------ The input

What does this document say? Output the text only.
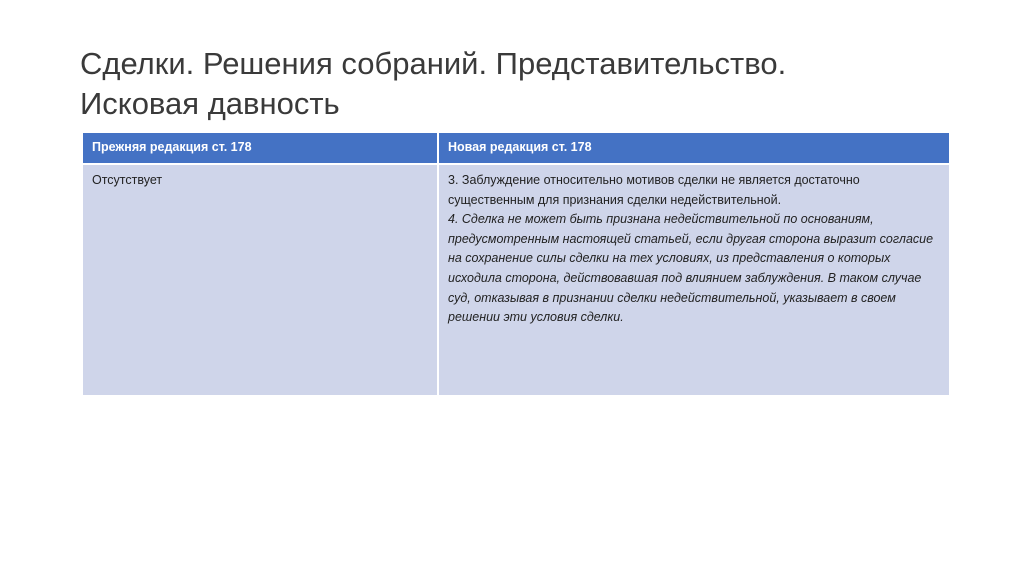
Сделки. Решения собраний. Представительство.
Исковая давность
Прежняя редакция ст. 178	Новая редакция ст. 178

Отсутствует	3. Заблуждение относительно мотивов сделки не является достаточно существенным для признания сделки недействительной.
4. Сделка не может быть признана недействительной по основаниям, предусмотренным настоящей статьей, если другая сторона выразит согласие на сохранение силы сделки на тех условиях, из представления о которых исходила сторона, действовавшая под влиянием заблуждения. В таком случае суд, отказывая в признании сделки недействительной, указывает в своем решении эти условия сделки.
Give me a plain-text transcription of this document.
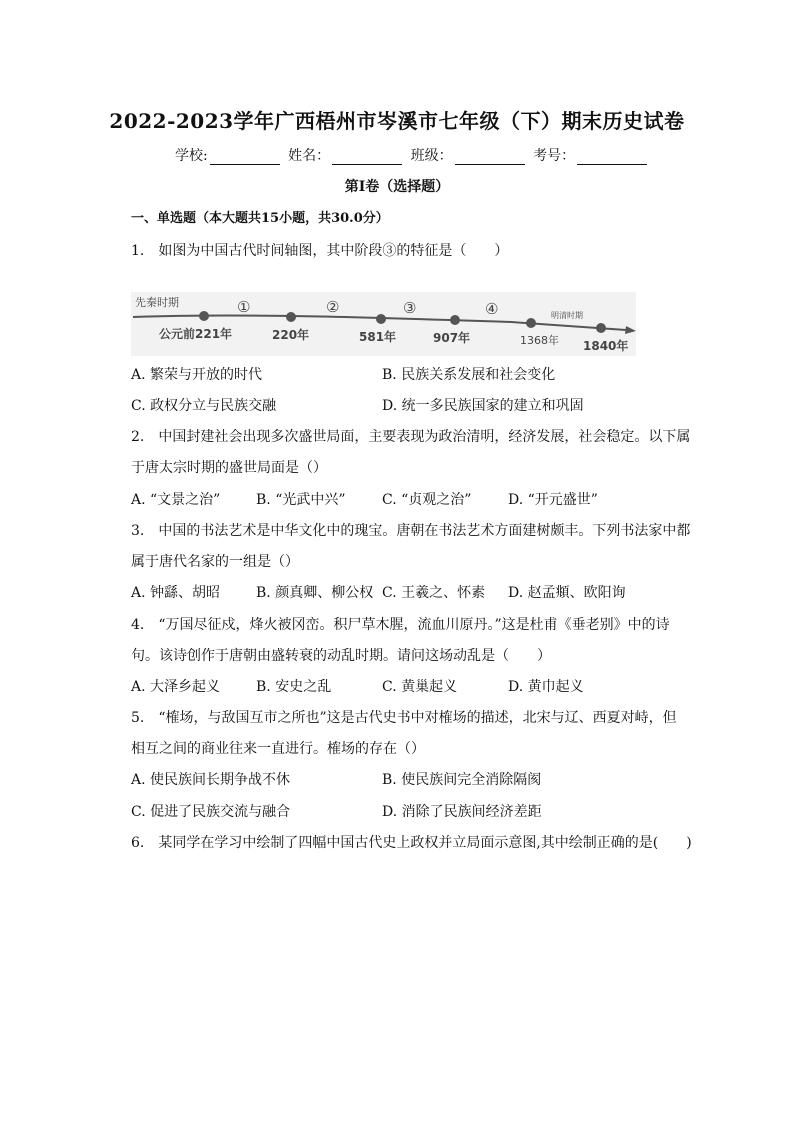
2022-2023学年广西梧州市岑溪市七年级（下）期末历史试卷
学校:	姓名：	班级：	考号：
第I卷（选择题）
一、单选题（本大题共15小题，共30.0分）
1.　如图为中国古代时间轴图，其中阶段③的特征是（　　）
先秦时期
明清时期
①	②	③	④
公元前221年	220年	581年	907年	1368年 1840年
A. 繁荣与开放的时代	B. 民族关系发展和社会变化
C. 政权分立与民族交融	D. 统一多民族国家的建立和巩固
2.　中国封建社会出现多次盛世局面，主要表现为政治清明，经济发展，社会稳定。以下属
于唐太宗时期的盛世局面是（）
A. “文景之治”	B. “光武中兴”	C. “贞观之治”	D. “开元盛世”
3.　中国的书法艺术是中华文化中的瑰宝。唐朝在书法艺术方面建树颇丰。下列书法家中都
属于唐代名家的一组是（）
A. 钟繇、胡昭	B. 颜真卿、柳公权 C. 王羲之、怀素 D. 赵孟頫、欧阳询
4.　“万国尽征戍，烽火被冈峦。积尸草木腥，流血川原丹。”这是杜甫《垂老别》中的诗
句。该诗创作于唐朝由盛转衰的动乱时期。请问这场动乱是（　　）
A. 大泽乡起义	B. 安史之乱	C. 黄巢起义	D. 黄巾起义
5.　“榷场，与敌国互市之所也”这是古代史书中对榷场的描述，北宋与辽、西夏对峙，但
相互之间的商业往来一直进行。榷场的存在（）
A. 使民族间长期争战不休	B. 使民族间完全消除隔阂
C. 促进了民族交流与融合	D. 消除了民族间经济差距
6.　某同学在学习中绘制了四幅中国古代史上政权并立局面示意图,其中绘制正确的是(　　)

------------
------ The input

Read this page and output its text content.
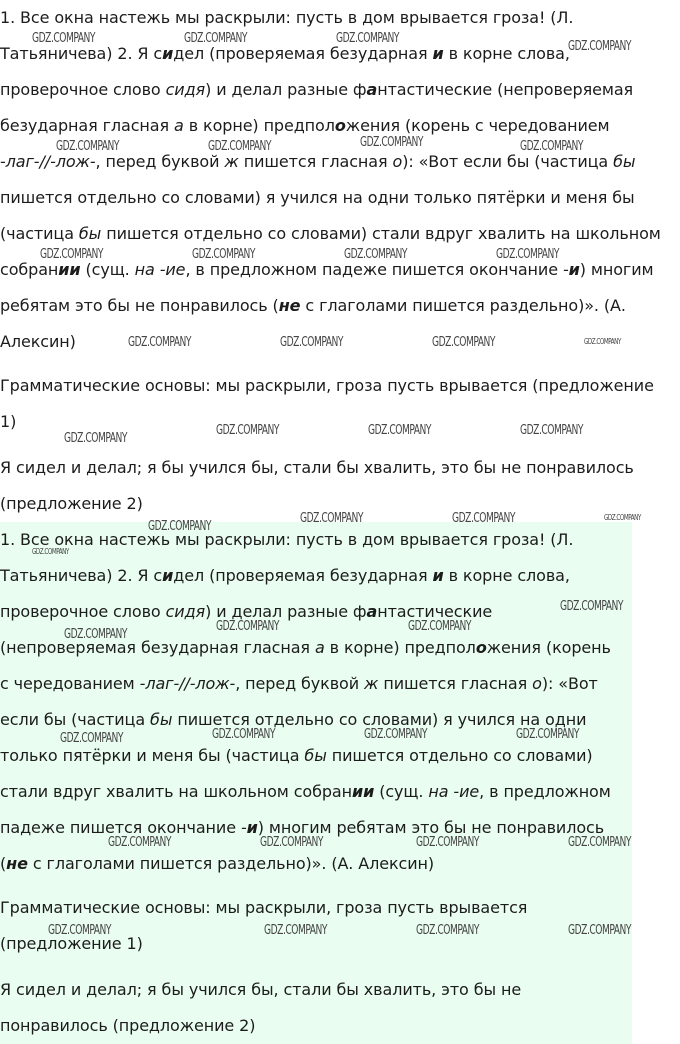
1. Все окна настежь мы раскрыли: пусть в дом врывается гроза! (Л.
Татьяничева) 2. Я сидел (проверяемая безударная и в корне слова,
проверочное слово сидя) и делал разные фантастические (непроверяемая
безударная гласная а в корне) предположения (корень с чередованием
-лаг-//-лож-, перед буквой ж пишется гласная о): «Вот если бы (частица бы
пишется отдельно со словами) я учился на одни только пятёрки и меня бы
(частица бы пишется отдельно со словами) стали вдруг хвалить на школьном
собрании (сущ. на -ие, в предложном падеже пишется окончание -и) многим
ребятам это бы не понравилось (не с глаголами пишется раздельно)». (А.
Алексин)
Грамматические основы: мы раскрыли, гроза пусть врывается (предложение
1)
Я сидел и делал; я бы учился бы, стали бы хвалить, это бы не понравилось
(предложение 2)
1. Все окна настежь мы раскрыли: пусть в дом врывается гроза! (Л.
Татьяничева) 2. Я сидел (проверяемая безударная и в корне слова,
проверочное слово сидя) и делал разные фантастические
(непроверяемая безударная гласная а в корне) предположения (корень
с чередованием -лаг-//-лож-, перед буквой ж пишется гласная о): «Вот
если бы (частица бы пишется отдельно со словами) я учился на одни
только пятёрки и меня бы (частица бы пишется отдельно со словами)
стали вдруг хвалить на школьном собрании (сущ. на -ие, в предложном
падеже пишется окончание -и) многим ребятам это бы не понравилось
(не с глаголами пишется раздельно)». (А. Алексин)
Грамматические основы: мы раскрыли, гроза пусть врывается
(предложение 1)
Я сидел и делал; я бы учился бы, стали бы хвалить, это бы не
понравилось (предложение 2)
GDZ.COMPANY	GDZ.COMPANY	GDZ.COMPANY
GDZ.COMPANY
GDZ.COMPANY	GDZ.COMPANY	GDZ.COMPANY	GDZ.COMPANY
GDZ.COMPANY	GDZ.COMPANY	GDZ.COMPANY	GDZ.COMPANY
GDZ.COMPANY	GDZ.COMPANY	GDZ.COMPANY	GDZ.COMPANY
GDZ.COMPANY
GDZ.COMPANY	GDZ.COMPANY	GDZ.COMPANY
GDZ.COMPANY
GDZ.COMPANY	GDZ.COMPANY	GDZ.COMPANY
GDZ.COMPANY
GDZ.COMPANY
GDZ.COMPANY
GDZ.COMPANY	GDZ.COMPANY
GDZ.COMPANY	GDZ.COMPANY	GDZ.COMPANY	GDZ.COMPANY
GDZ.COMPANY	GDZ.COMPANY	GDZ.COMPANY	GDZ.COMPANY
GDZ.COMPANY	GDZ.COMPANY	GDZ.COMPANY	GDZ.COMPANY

------------
------ The input

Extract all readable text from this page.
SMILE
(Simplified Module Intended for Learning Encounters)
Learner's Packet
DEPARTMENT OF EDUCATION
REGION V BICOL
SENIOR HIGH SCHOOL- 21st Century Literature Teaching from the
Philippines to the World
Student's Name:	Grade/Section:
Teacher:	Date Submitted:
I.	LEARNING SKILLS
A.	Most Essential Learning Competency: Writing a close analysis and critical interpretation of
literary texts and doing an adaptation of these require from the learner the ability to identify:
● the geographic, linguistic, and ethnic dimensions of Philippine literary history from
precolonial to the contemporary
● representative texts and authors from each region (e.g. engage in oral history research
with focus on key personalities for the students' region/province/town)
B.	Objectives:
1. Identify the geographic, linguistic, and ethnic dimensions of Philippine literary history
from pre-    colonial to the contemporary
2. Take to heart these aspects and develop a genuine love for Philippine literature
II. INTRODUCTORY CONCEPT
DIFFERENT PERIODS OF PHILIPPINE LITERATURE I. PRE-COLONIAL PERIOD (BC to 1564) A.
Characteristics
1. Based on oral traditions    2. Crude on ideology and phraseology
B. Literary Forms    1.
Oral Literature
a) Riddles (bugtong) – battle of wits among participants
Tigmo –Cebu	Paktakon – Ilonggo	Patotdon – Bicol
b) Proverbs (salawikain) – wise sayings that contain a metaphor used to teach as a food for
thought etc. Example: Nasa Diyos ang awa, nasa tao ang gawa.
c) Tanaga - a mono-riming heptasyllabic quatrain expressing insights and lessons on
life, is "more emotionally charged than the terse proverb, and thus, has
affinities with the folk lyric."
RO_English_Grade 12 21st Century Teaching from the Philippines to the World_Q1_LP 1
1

------------

> [Instructions to follow] In how many lines does the word "корень" appear? Respond with the number alone.

> [Reply to the task] 2